§ **Work to be completed**
Copy the entries below verbatim, from the line containing "List all visible" through the line containing "nav-skills[interactable]: Skills <box>1307", including both of those lines.

[Collected data]
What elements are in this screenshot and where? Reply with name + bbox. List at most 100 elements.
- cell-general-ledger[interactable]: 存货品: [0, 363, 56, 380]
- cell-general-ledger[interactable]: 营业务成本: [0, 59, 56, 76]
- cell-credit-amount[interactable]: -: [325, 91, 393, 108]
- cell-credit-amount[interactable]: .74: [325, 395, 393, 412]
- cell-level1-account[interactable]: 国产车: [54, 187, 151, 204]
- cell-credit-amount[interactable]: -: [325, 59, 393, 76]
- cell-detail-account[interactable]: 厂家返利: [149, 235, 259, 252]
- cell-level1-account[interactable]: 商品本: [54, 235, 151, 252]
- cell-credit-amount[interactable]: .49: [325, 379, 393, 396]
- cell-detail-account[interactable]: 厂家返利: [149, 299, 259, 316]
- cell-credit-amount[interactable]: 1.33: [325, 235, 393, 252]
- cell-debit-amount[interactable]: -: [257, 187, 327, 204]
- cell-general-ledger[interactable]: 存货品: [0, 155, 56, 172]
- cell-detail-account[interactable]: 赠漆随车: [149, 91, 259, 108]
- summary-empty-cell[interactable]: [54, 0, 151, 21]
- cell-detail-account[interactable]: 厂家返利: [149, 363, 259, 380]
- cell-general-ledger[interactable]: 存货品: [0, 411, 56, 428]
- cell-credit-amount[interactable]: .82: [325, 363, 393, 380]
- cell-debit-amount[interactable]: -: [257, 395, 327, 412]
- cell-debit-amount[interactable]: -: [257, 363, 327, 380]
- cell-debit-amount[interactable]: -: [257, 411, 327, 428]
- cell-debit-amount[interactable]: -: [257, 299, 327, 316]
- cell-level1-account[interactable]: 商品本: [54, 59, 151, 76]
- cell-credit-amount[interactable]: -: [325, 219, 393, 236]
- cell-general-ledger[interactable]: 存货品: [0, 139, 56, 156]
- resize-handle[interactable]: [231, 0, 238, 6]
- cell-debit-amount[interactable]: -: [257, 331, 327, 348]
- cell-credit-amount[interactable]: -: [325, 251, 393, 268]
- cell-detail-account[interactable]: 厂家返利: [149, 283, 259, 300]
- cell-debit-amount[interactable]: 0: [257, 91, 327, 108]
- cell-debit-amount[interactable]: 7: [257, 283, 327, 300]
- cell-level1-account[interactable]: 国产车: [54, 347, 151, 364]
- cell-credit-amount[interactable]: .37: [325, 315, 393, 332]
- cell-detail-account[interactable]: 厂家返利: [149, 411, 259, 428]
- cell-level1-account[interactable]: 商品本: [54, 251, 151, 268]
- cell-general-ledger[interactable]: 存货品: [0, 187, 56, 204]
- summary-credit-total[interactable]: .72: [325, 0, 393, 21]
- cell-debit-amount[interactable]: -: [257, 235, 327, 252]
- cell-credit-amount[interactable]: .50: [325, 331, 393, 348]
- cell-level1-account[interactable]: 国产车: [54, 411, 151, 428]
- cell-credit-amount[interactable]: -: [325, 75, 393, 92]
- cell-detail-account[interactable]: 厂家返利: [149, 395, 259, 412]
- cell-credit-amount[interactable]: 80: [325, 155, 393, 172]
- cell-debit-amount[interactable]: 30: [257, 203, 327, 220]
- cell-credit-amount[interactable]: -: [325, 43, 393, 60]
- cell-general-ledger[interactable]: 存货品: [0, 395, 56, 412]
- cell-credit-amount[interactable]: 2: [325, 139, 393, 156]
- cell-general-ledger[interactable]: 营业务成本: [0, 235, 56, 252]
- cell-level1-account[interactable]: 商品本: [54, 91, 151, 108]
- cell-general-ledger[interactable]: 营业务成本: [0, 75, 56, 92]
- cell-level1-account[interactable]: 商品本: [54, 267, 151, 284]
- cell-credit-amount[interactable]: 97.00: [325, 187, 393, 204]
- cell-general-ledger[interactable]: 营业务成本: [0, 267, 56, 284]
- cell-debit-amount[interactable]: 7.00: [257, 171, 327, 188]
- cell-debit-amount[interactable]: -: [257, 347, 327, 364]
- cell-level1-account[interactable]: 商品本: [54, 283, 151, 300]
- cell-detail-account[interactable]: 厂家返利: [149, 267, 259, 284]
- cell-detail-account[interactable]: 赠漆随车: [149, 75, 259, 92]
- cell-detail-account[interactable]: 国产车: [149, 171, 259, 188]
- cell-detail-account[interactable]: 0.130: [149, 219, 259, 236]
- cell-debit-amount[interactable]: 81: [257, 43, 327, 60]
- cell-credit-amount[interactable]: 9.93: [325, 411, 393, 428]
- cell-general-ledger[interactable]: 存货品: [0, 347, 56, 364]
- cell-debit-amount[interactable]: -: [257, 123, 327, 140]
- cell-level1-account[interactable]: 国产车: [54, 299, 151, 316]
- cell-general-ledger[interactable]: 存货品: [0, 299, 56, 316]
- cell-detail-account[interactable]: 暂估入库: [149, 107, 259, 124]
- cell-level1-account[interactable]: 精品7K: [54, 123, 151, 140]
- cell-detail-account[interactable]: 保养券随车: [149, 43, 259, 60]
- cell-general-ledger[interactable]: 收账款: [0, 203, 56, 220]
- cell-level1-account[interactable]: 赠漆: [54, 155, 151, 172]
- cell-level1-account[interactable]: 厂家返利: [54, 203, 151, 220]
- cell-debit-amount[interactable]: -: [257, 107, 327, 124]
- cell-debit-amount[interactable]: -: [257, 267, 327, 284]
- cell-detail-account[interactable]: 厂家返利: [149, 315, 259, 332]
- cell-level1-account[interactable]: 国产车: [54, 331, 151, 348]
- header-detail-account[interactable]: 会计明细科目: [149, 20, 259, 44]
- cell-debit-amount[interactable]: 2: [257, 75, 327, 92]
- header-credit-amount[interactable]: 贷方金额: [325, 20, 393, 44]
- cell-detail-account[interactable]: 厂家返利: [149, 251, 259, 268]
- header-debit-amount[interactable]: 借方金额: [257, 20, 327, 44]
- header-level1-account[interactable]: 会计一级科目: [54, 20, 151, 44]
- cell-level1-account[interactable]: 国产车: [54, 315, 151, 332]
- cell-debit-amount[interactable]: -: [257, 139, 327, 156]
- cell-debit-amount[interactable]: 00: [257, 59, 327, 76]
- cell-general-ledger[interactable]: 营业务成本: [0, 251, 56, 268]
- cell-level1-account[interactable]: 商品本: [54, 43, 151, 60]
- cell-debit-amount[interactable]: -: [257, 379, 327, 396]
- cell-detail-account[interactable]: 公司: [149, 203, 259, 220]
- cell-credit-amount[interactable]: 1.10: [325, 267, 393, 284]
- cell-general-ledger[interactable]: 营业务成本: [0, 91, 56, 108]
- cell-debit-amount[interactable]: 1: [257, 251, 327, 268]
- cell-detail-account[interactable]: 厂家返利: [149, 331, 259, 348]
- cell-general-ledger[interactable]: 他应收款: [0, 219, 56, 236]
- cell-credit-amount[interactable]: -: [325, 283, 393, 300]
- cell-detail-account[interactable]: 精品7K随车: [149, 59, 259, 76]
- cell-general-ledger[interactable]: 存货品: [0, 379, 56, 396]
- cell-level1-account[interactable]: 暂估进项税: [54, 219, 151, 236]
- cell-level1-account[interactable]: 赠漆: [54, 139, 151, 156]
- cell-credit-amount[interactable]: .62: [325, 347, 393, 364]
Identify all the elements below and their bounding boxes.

...

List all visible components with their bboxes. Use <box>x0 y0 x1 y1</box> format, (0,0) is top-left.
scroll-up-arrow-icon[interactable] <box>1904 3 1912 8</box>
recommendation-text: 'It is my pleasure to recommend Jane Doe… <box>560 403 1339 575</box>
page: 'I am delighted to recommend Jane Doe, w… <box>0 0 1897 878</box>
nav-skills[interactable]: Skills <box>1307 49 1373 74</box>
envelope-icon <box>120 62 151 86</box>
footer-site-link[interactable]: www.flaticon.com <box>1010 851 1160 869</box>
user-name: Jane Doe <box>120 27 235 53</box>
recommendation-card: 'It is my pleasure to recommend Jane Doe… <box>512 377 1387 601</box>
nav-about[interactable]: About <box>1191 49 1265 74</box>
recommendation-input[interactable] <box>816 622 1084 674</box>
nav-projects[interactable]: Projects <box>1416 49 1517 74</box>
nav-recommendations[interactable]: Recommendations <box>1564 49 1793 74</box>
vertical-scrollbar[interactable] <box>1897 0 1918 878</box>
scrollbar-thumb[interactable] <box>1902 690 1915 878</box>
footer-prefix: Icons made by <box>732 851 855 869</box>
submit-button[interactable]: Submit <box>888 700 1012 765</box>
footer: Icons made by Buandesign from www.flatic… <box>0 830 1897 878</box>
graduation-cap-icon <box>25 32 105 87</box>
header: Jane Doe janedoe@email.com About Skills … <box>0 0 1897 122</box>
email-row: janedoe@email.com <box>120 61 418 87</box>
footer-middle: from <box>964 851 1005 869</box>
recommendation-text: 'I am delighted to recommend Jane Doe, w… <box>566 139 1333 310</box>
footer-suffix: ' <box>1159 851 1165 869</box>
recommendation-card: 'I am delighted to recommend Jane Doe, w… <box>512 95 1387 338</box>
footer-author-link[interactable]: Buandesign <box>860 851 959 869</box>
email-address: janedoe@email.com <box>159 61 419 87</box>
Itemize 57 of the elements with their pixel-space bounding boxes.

§ **Solution for this task**
List all visible components with their bboxes. Use <box>x0 y0 x1 y1</box> format, (0,0) is top-left.
scroll-up-arrow-icon[interactable] <box>1904 3 1912 8</box>
recommendation-text: 'It is my pleasure to recommend Jane Doe… <box>560 403 1339 575</box>
page: 'I am delighted to recommend Jane Doe, w… <box>0 0 1897 878</box>
nav-skills[interactable]: Skills <box>1307 49 1373 74</box>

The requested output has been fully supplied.